• Document passage:
- - -

What i am having difficulties with is summarizing through time each of the user_id through their events in event_timestamp column to find the retention / churn outcome like the first image i mentioned.
I don't think your question is very clear, nor do I think you know exactly what you're trying to do. You say you're trying to use R to calculate churn and retention, but you've provided no actual R code, only SQL statements that you appear to be running from inside an R environment.
If you want to know the SQL to do all of this in one step, you need to ask a different, better question. However, given that you've provided a .csv file of the data, I have ignored the SQL portion of your question and provided an R solution, including data handling.
library(dplyr)
library(zoo)
library(ggplot2)
library(reshape2)
library(scales)
df <-
read.csv([location of the .csv on your machine], header = TRUE) %>%
mutate(month = format(as.Date(event_timestamp), format = "%Y-%m"))
installs <- #calculates all installs for all versions of the app by month
df %>%
group_by(user_id) %>%
slice(1) %>%
group_by(month) %>%
summarise(tot_installs = n())
last_use_date <- #finds the last time a user actually used any version of the app (i.e., when they "churned" away)
df %>%
group_by(user_id, month) %>%
summarise(tot_uses = n()) %>%
group_by(user_id) %>%
filter(month == max(month)) %>%
group_by(month) %>%
summarise(stopped_using = n())
installs %>%
full_join(last_use_date) %>%
mutate(cum_sum_install = cumsum(tot_installs),
cum_sum_stopped = cumsum(stopped_using),
Churn = cum_sum_stopped/cum_sum_install,
Retention = 1 - Churn) %>%
select(month, Churn, Retention) %>%
melt(id.vars = "month") %>% # melt the data frame for easy plotting
ggplot(aes(x = month, y = value, fill = variable)) +
geom_bar(stat = "identity") +
scale_fill_manual(name = "", values = c("red", "blue")) +
labs(x = "Month", y = "") +
scale_y_continuous(labels = percent) +
theme(legend.position = "bottom",
axis.text.x = element_text(angle = 45, vjust = 1, hjust = 1))

- - -

[Excerpts from a layout annotation set]
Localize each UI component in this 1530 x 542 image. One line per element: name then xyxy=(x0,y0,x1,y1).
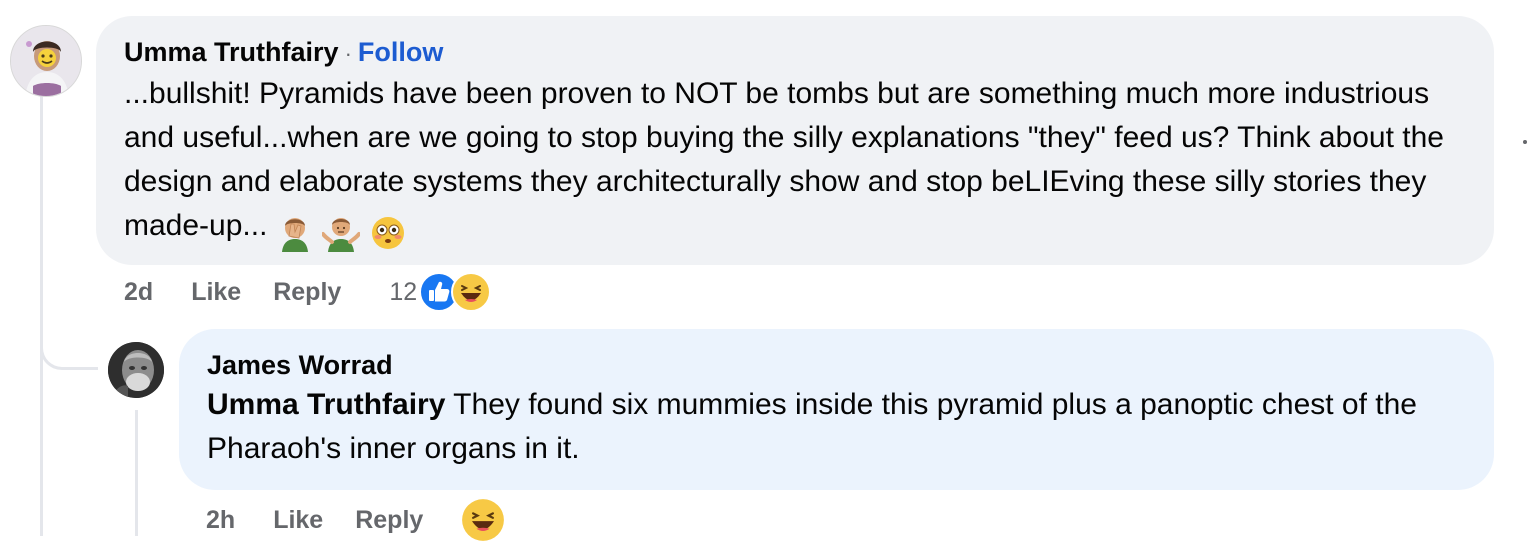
reply-avatar[interactable] xyxy=(108,342,164,398)
reply-reaction-summary[interactable] xyxy=(461,498,505,542)
comment-bubble: Umma Truthfairy · Follow ...bullshit! Pyra… xyxy=(96,16,1494,265)
comment-author[interactable]: Umma Truthfairy xyxy=(124,37,339,67)
mention-link[interactable]: Umma Truthfairy xyxy=(207,388,445,421)
reaction-count[interactable]: 12 xyxy=(389,278,417,307)
shrug-emoji xyxy=(322,218,361,253)
reply-header: James Worrad xyxy=(207,347,1466,383)
comment-text-block: ...bullshit! Pyramids have been proven t… xyxy=(124,72,1466,254)
flushed-face-emoji xyxy=(372,217,405,250)
like-button[interactable]: Like xyxy=(191,278,241,307)
comment-emojis xyxy=(276,210,407,254)
reply-thread-line xyxy=(135,410,138,536)
follow-button[interactable]: Follow xyxy=(358,37,443,67)
reply-timestamp[interactable]: 2h xyxy=(206,506,235,535)
thread-line xyxy=(40,96,43,536)
reply-button[interactable]: Reply xyxy=(273,278,341,307)
facepalm-emoji xyxy=(281,218,308,253)
separator-dot: · xyxy=(344,41,352,66)
avatar-image xyxy=(11,26,81,96)
reply-bubble: James Worrad Umma Truthfairy They found … xyxy=(179,329,1494,490)
reply-author[interactable]: James Worrad xyxy=(207,350,393,380)
avatar[interactable] xyxy=(10,25,82,97)
more-options-dot[interactable] xyxy=(1523,140,1527,144)
reaction-summary[interactable] xyxy=(419,272,492,312)
comment-timestamp[interactable]: 2d xyxy=(124,278,153,307)
comment-header: Umma Truthfairy · Follow xyxy=(124,34,1466,72)
reply-like-button[interactable]: Like xyxy=(273,506,323,535)
thread-reply-connector xyxy=(40,318,98,370)
haha-reaction-icon xyxy=(451,272,492,312)
reply-text-block: Umma Truthfairy They found six mummies i… xyxy=(207,383,1466,471)
reply-avatar-image xyxy=(108,342,164,398)
reply-actions: 2h Like Reply xyxy=(206,498,505,542)
comment-actions: 2d Like Reply 12 xyxy=(124,272,492,312)
haha-reaction-icon xyxy=(462,499,505,541)
reply-reply-button[interactable]: Reply xyxy=(355,506,423,535)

- - -

• Written request A: In the forum thread on churn and retention, what part of the question did the responder ignore, and on what grounds?
• Written request B: Using the forum thread on churn and retention, decide whether each statement agrees with it: (i) Retention is computed as 1 minus Churn. (ii) The responder says the asker supplied R code. (iii) The bars in the plot are filled red and blue.

• Task solution A: The SQL portion, because a .csv file of the data had been provided.

• Task solution B:
(i) Yes: "Retention = 1 - Churn"
(ii) No: "you've provided no actual R code, only SQL statements"
(iii) Yes: "values = c("red", "blue")"